» **What to do**
Copy the data exactly as it appears, and do not include any pictures.

» **Input data**

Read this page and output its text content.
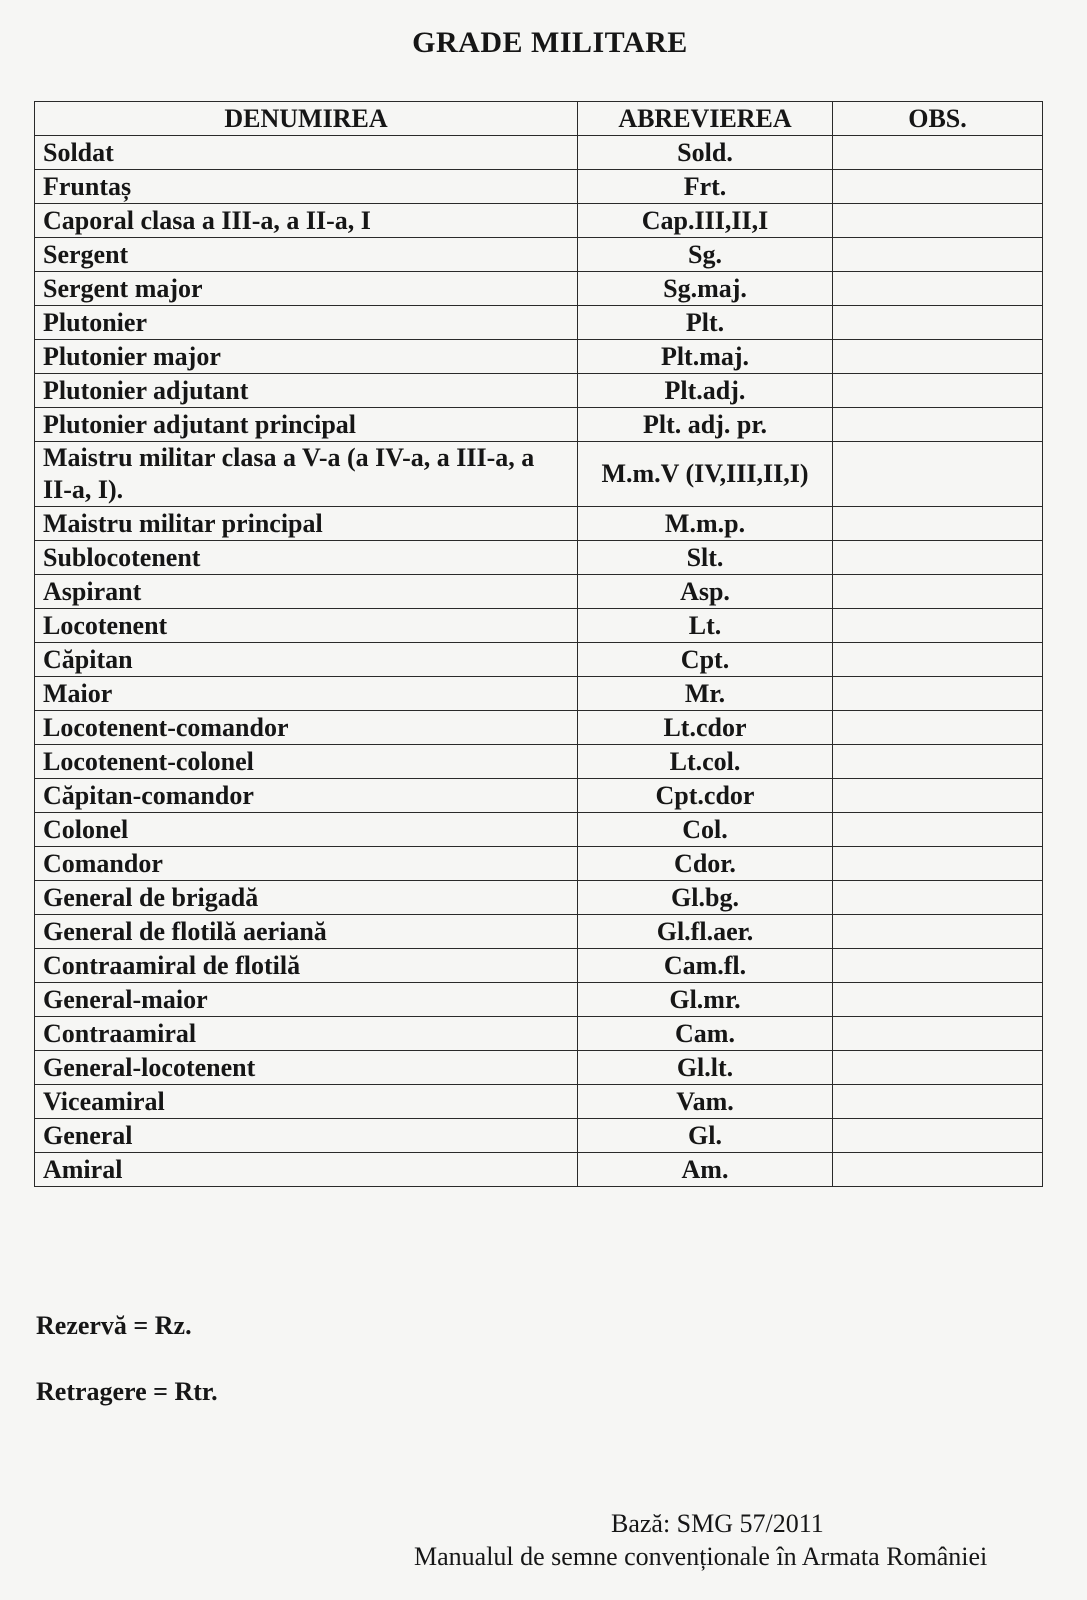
GRADE MILITARE
DENUMIREA	ABREVIEREA	OBS.
Soldat	Sold.	
Fruntaș	Frt.	
Caporal clasa a III-a, a II-a, I	Cap.III,II,I	
Sergent	Sg.	
Sergent major	Sg.maj.	
Plutonier	Plt.	
Plutonier major	Plt.maj.	
Plutonier adjutant	Plt.adj.	
Plutonier adjutant principal	Plt. adj. pr.	
Maistru militar clasa a V-a (a IV-a, a III-a, a II-a, I).	M.m.V (IV,III,II,I)	
Maistru militar principal	M.m.p.	
Sublocotenent	Slt.	
Aspirant	Asp.	
Locotenent	Lt.	
Căpitan	Cpt.	
Maior	Mr.	
Locotenent-comandor	Lt.cdor	
Locotenent-colonel	Lt.col.	
Căpitan-comandor	Cpt.cdor	
Colonel	Col.	
Comandor	Cdor.	
General de brigadă	Gl.bg.	
General de flotilă aeriană	Gl.fl.aer.	
Contraamiral de flotilă	Cam.fl.	
General-maior	Gl.mr.	
Contraamiral	Cam.	
General-locotenent	Gl.lt.	
Viceamiral	Vam.	
General	Gl.	
Amiral	Am.	
Rezervă = Rz.
Retragere = Rtr.
Bază: SMG 57/2011
Manualul de semne convenționale în Armata României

» **Exercise solution**
Read this page and output its text content.
GRADE MILITARE
DENUMIREA	ABREVIEREA	OBS.
Soldat	Sold.	
Fruntaș	Frt.	
Caporal clasa a III-a, a II-a, I	Cap.III,II,I	
Sergent	Sg.	
Sergent major	Sg.maj.	
Plutonier	Plt.	
Plutonier major	Plt.maj.	
Plutonier adjutant	Plt.adj.	
Plutonier adjutant principal	Plt. adj. pr.	
Maistru militar clasa a V-a (a IV-a, a III-a, a II-a, I).	M.m.V (IV,III,II,I)	
Maistru militar principal	M.m.p.	
Sublocotenent	Slt.	
Aspirant	Asp.	
Locotenent	Lt.	
Căpitan	Cpt.	
Maior	Mr.	
Locotenent-comandor	Lt.cdor	
Locotenent-colonel	Lt.col.	
Căpitan-comandor	Cpt.cdor	
Colonel	Col.	
Comandor	Cdor.	
General de brigadă	Gl.bg.	
General de flotilă aeriană	Gl.fl.aer.	
Contraamiral de flotilă	Cam.fl.	
General-maior	Gl.mr.	
Contraamiral	Cam.	
General-locotenent	Gl.lt.	
Viceamiral	Vam.	
General	Gl.	
Amiral	Am.	
Rezervă = Rz.
Retragere = Rtr.
Bază: SMG 57/2011
Manualul de semne convenționale în Armata României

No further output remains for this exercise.